* Data:
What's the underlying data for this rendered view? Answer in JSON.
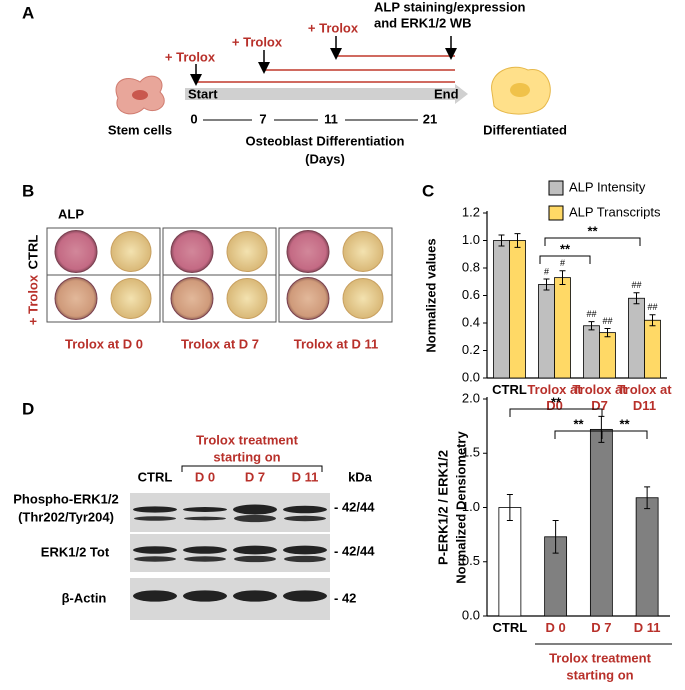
{
  "panel_a": {
    "label": "A",
    "treatment_labels": [
      "+ Trolox",
      "+ Trolox",
      "+ Trolox"
    ],
    "endpoint_lines": [
      "ALP staining/expression",
      "and ERK1/2 WB"
    ],
    "start": "Start",
    "end": "End",
    "days": [
      "0",
      "7",
      "11",
      "21"
    ],
    "left_caption": "Stem cells",
    "axis_lines": [
      "Osteoblast Differentiation",
      "(Days)"
    ],
    "right_caption": "Differentiated"
  },
  "panel_b": {
    "label": "B",
    "stain": "ALP",
    "rows": [
      "CTRL",
      "+ Trolox"
    ],
    "columns": [
      "Trolox at D 0",
      "Trolox at D 7",
      "Trolox at D 11"
    ]
  },
  "panel_d_blot": {
    "label": "D",
    "treatment_lines": [
      "Trolox treatment",
      "starting on"
    ],
    "lanes": [
      "CTRL",
      "D 0",
      "D 7",
      "D 11"
    ],
    "size_unit": "kDa",
    "rows": [
      {
        "name_lines": [
          "Phospho-ERK1/2",
          "(Thr202/Tyr204)"
        ],
        "size": "- 42/44"
      },
      {
        "name_lines": [
          "ERK1/2 Tot"
        ],
        "size": "- 42/44"
      },
      {
        "name_lines": [
          "β-Actin"
        ],
        "size": "- 42"
      }
    ]
  },
  "chart_data": [
    {
      "type": "bar",
      "label": "C",
      "y_label_lines": [
        "Normalized values"
      ],
      "categories": [
        "CTRL",
        "Trolox at D0",
        "Trolox at D7",
        "Trolox at D11"
      ],
      "label_colors": [
        "#000000",
        "#b8302a",
        "#b8302a",
        "#b8302a"
      ],
      "series": [
        {
          "name": "ALP Intensity",
          "color": "#bfbfbf",
          "values": [
            1.0,
            0.68,
            0.38,
            0.58
          ],
          "errors": [
            0.04,
            0.04,
            0.03,
            0.04
          ],
          "significance": [
            null,
            "#",
            "##",
            "##"
          ]
        },
        {
          "name": "ALP Transcripts",
          "color": "#ffd966",
          "values": [
            1.0,
            0.73,
            0.33,
            0.42
          ],
          "errors": [
            0.05,
            0.05,
            0.03,
            0.04
          ],
          "significance": [
            null,
            "#",
            "##",
            "##"
          ]
        }
      ],
      "annotations": [
        "**",
        "**"
      ],
      "ylim": [
        0,
        1.2
      ],
      "yticks": [
        {
          "value": 0,
          "label": "0.0"
        },
        0.2,
        0.4,
        0.6,
        0.8,
        {
          "value": 1,
          "label": "1.0"
        },
        1.2
      ],
      "legend": "top-right"
    },
    {
      "type": "bar",
      "y_label_lines": [
        "P-ERK1/2 / ERK1/2",
        "Normalized Densiometry"
      ],
      "categories": [
        "CTRL",
        "D 0",
        "D 7",
        "D 11"
      ],
      "label_colors": [
        "#000000",
        "#b8302a",
        "#b8302a",
        "#b8302a"
      ],
      "values": [
        1.0,
        0.73,
        1.72,
        1.09
      ],
      "errors": [
        0.12,
        0.15,
        0.12,
        0.1
      ],
      "colors": [
        "#ffffff",
        "#808080",
        "#808080",
        "#808080"
      ],
      "annotations": [
        "**",
        "**",
        "**"
      ],
      "x_caption_lines": [
        "Trolox treatment",
        "starting on"
      ],
      "ylim": [
        0,
        2
      ],
      "yticks": [
        {
          "value": 0,
          "label": "0.0"
        },
        {
          "value": 0.5,
          "label": "0.5"
        },
        {
          "value": 1,
          "label": "1.0"
        },
        {
          "value": 1.5,
          "label": "1.5"
        },
        {
          "value": 2,
          "label": "2.0"
        }
      ]
    }
  ]
}
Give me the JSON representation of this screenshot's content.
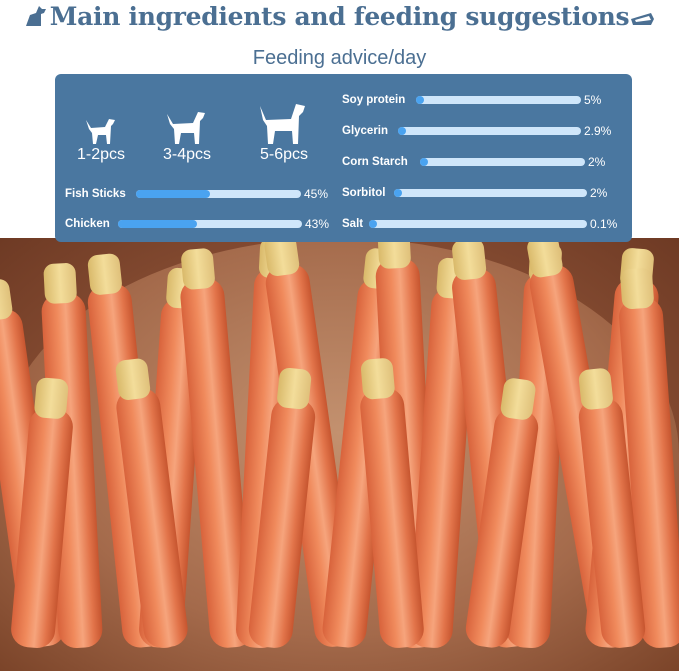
{
  "title": "Main ingredients and feeding suggestions",
  "subtitle": "Feeding advice/day",
  "dogs": [
    {
      "label": "1-2pcs",
      "size": "small"
    },
    {
      "label": "3-4pcs",
      "size": "medium"
    },
    {
      "label": "5-6pcs",
      "size": "large"
    }
  ],
  "ingredients_left": [
    {
      "name": "Fish Sticks",
      "value": "45%",
      "fraction": 0.45
    },
    {
      "name": "Chicken",
      "value": "43%",
      "fraction": 0.43
    }
  ],
  "ingredients_right": [
    {
      "name": "Soy protein",
      "value": "5%",
      "fraction": 0.05
    },
    {
      "name": "Glycerin",
      "value": "2.9%",
      "fraction": 0.029
    },
    {
      "name": "Corn Starch",
      "value": "2%",
      "fraction": 0.02
    },
    {
      "name": "Sorbitol",
      "value": "2%",
      "fraction": 0.02
    },
    {
      "name": "Salt",
      "value": "0.1%",
      "fraction": 0.001
    }
  ],
  "colors": {
    "title": "#4b6f92",
    "panel": "#4a77a0",
    "bar_track": "#cfe6fa",
    "bar_fill": "#4aa3f0"
  }
}
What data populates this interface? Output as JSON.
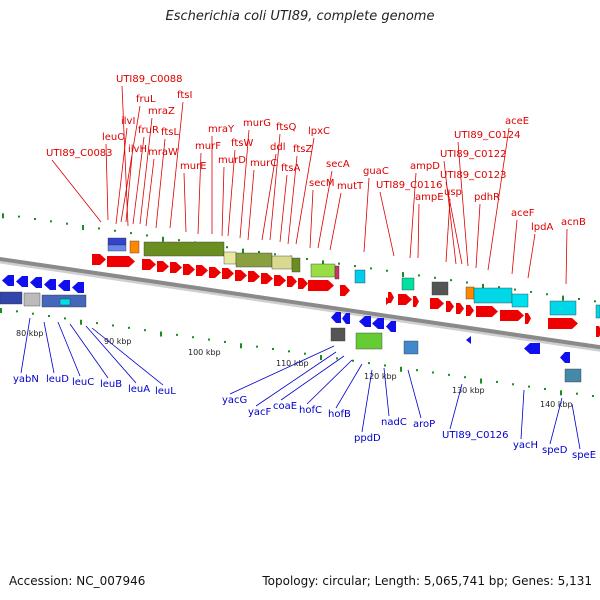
{
  "title": "Escherichia coli UTI89, complete genome",
  "footer": {
    "accession": "Accession: NC_007946",
    "topology": "Topology: circular; Length: 5,065,741 bp; Genes: 5,131"
  },
  "colors": {
    "forward_label": "#dd0000",
    "reverse_label": "#0000cc",
    "forward_arrow": "#ee0000",
    "reverse_arrow": "#1010ee",
    "backbone": "#8a8a8a",
    "tick": "#1f8a1f"
  },
  "ticks": [
    "80 kbp",
    "90 kbp",
    "100 kbp",
    "110 kbp",
    "120 kbp",
    "130 kbp",
    "140 kbp"
  ],
  "forward_genes": [
    "UTI89_C0083",
    "leuO",
    "ilvI",
    "fruL",
    "UTI89_C0088",
    "ilvH",
    "fruR",
    "mraZ",
    "mraW",
    "ftsL",
    "ftsI",
    "murE",
    "murF",
    "mraY",
    "murD",
    "ftsW",
    "murG",
    "murC",
    "ddl",
    "ftsQ",
    "ftsA",
    "ftsZ",
    "lpxC",
    "secM",
    "secA",
    "mutT",
    "guaC",
    "UTI89_C0116",
    "ampD",
    "ampE",
    "usp",
    "UTI89_C0122",
    "UTI89_C0123",
    "UTI89_C0124",
    "pdhR",
    "aceE",
    "aceF",
    "lpdA",
    "acnB"
  ],
  "reverse_genes": [
    "yabN",
    "leuD",
    "leuC",
    "leuB",
    "leuA",
    "leuL",
    "yacG",
    "yacF",
    "coaE",
    "hofC",
    "hofB",
    "ppdD",
    "nadC",
    "aroP",
    "UTI89_C0126",
    "yacH",
    "speD",
    "speE"
  ]
}
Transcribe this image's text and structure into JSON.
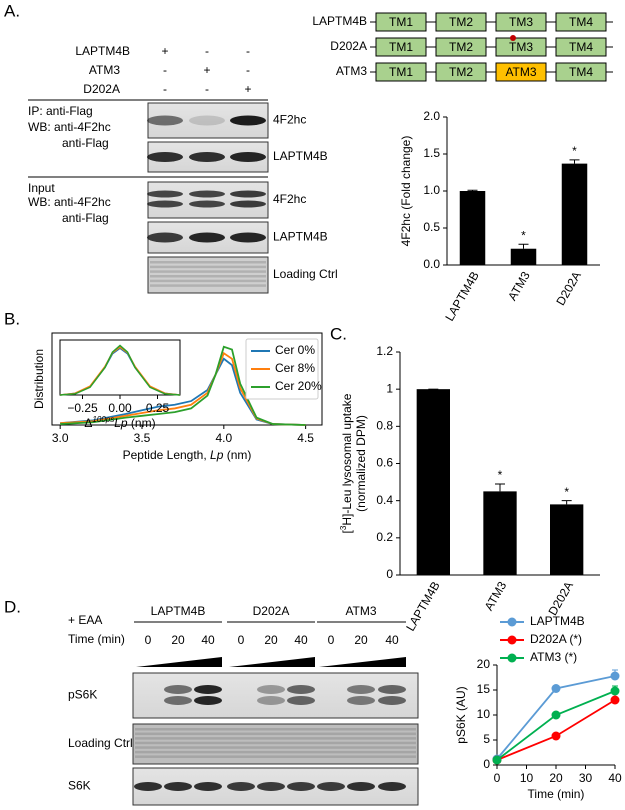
{
  "panel_labels": [
    "A.",
    "B.",
    "C.",
    "D."
  ],
  "panel_a": {
    "constructs": [
      "LAPTM4B",
      "ATM3",
      "D202A"
    ],
    "signs": [
      [
        "+",
        "-",
        "-"
      ],
      [
        "-",
        "+",
        "-"
      ],
      [
        "-",
        "-",
        "+"
      ]
    ],
    "ip_labels": [
      "IP: anti-Flag",
      "WB: anti-4F2hc",
      "anti-Flag"
    ],
    "input_labels": [
      "Input",
      "WB: anti-4F2hc",
      "anti-Flag"
    ],
    "blot_labels": [
      "4F2hc",
      "LAPTM4B",
      "4F2hc",
      "LAPTM4B",
      "Loading Ctrl"
    ],
    "domains": [
      {
        "name": "LAPTM4B",
        "boxes": [
          "TM1",
          "TM2",
          "TM3",
          "TM4"
        ],
        "box_colors": [
          "#a9d18e",
          "#a9d18e",
          "#a9d18e",
          "#a9d18e"
        ]
      },
      {
        "name": "D202A",
        "boxes": [
          "TM1",
          "TM2",
          "TM3",
          "TM4"
        ],
        "box_colors": [
          "#a9d18e",
          "#a9d18e",
          "#a9d18e",
          "#a9d18e"
        ]
      },
      {
        "name": "ATM3",
        "boxes": [
          "TM1",
          "TM2",
          "ATM3",
          "TM4"
        ],
        "box_colors": [
          "#a9d18e",
          "#a9d18e",
          "#ffc000",
          "#a9d18e"
        ]
      }
    ]
  },
  "panel_d": {
    "treatment": "+ EAA",
    "time_label": "Time (min)",
    "groups": [
      "LAPTM4B",
      "D202A",
      "ATM3"
    ],
    "times": [
      "0",
      "20",
      "40"
    ],
    "rows": [
      "pS6K",
      "Loading Ctrl",
      "S6K"
    ]
  },
  "chart_data": [
    {
      "type": "bar",
      "ylabel": "4F2hc (Fold change)",
      "categories": [
        "LAPTM4B",
        "ATM3",
        "D202A"
      ],
      "values": [
        1.0,
        0.22,
        1.37
      ],
      "errors": [
        0.01,
        0.06,
        0.05
      ],
      "significance": [
        null,
        "*",
        "*"
      ],
      "color": "#000000",
      "ylim": [
        0,
        2
      ],
      "yticks": [
        {
          "value": 0,
          "label": "0.0"
        },
        {
          "value": 0.5,
          "label": "0.5"
        },
        {
          "value": 1,
          "label": "1.0"
        },
        {
          "value": 1.5,
          "label": "1.5"
        },
        {
          "value": 2,
          "label": "2.0"
        }
      ]
    },
    {
      "type": "line",
      "ylabel": "Distribution",
      "xlabel_parts": [
        "Peptide Length, ",
        "Lp",
        " (nm)"
      ],
      "x": [
        3.0,
        3.2,
        3.4,
        3.5,
        3.6,
        3.7,
        3.8,
        3.9,
        3.95,
        4.0,
        4.05,
        4.1,
        4.2,
        4.3,
        4.5
      ],
      "series": [
        {
          "name": "Cer 0%",
          "color": "#1f77b4",
          "values": [
            0.02,
            0.05,
            0.12,
            0.16,
            0.2,
            0.22,
            0.26,
            0.38,
            0.55,
            0.72,
            0.65,
            0.35,
            0.06,
            0.01,
            0
          ]
        },
        {
          "name": "Cer 8%",
          "color": "#ff7f0e",
          "values": [
            0.02,
            0.04,
            0.1,
            0.13,
            0.16,
            0.18,
            0.22,
            0.35,
            0.55,
            0.78,
            0.72,
            0.4,
            0.07,
            0.01,
            0
          ]
        },
        {
          "name": "Cer 20%",
          "color": "#2ca02c",
          "values": [
            0.01,
            0.03,
            0.08,
            0.1,
            0.12,
            0.14,
            0.18,
            0.32,
            0.55,
            0.85,
            0.82,
            0.45,
            0.08,
            0.01,
            0
          ]
        }
      ],
      "xlim": [
        2.95,
        4.6
      ],
      "xticks": [
        {
          "value": 3,
          "label": "3.0"
        },
        {
          "value": 3.5,
          "label": "3.5"
        },
        {
          "value": 4,
          "label": "4.0"
        },
        {
          "value": 4.5,
          "label": "4.5"
        }
      ],
      "ylim": [
        0,
        1
      ],
      "inset": {
        "xlabel_parts": [
          "Δ",
          "100ps",
          "Lp",
          " (nm)"
        ],
        "x": [
          -0.4,
          -0.3,
          -0.2,
          -0.1,
          -0.05,
          0,
          0.05,
          0.1,
          0.2,
          0.3,
          0.4
        ],
        "series": [
          {
            "color": "#1f77b4",
            "values": [
              0.0,
              0.03,
              0.15,
              0.5,
              0.75,
              0.85,
              0.75,
              0.5,
              0.15,
              0.03,
              0.0
            ]
          },
          {
            "color": "#ff7f0e",
            "values": [
              0.0,
              0.03,
              0.16,
              0.52,
              0.77,
              0.87,
              0.77,
              0.52,
              0.16,
              0.03,
              0.0
            ]
          },
          {
            "color": "#2ca02c",
            "values": [
              0.0,
              0.02,
              0.14,
              0.5,
              0.78,
              0.9,
              0.78,
              0.5,
              0.14,
              0.02,
              0.0
            ]
          }
        ],
        "xlim": [
          -0.4,
          0.4
        ],
        "xticks": [
          {
            "value": -0.25,
            "label": "−0.25"
          },
          {
            "value": 0,
            "label": "0.00"
          },
          {
            "value": 0.25,
            "label": "0.25"
          }
        ],
        "ylim": [
          0,
          1
        ]
      }
    },
    {
      "type": "bar",
      "ylabel_parts": [
        "[",
        "3",
        "H]-Leu lysosomal uptake"
      ],
      "ylabel2": "(normalized DPM)",
      "categories": [
        "LAPTM4B",
        "ATM3",
        "D202A"
      ],
      "values": [
        1,
        0.45,
        0.38
      ],
      "errors": [
        0,
        0.04,
        0.02
      ],
      "significance": [
        null,
        "*",
        "*"
      ],
      "color": "#000000",
      "ylim": [
        0,
        1.2
      ],
      "yticks": [
        0,
        0.2,
        0.4,
        0.6,
        0.8,
        1,
        1.2
      ]
    },
    {
      "type": "line",
      "xlabel": "Time (min)",
      "ylabel": "pS6K (AU)",
      "x": [
        0,
        20,
        40
      ],
      "series": [
        {
          "name": "LAPTM4B",
          "color": "#5b9bd5",
          "values": [
            1.2,
            15.3,
            17.8
          ],
          "errors": [
            0.3,
            0.5,
            1.2
          ]
        },
        {
          "name": "D202A (*)",
          "color": "#ff0000",
          "values": [
            1.0,
            5.8,
            13.0
          ],
          "errors": [
            0.2,
            0.4,
            1.2
          ]
        },
        {
          "name": "ATM3 (*)",
          "color": "#00b050",
          "values": [
            1.0,
            10.0,
            14.8
          ],
          "errors": [
            0.2,
            0.5,
            1.0
          ]
        }
      ],
      "xlim": [
        0,
        40
      ],
      "xticks": [
        0,
        10,
        20,
        30,
        40
      ],
      "ylim": [
        0,
        20
      ],
      "yticks": [
        0,
        5,
        10,
        15,
        20
      ]
    }
  ]
}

* Work request:
Where does the string "Length" appear in the records? Copy every line that holds it.

* Completed exercise:
    "topology": "Topology: circular; Length: 5,065,741 bp; Genes: 5,131"
        "Peptide Length, ",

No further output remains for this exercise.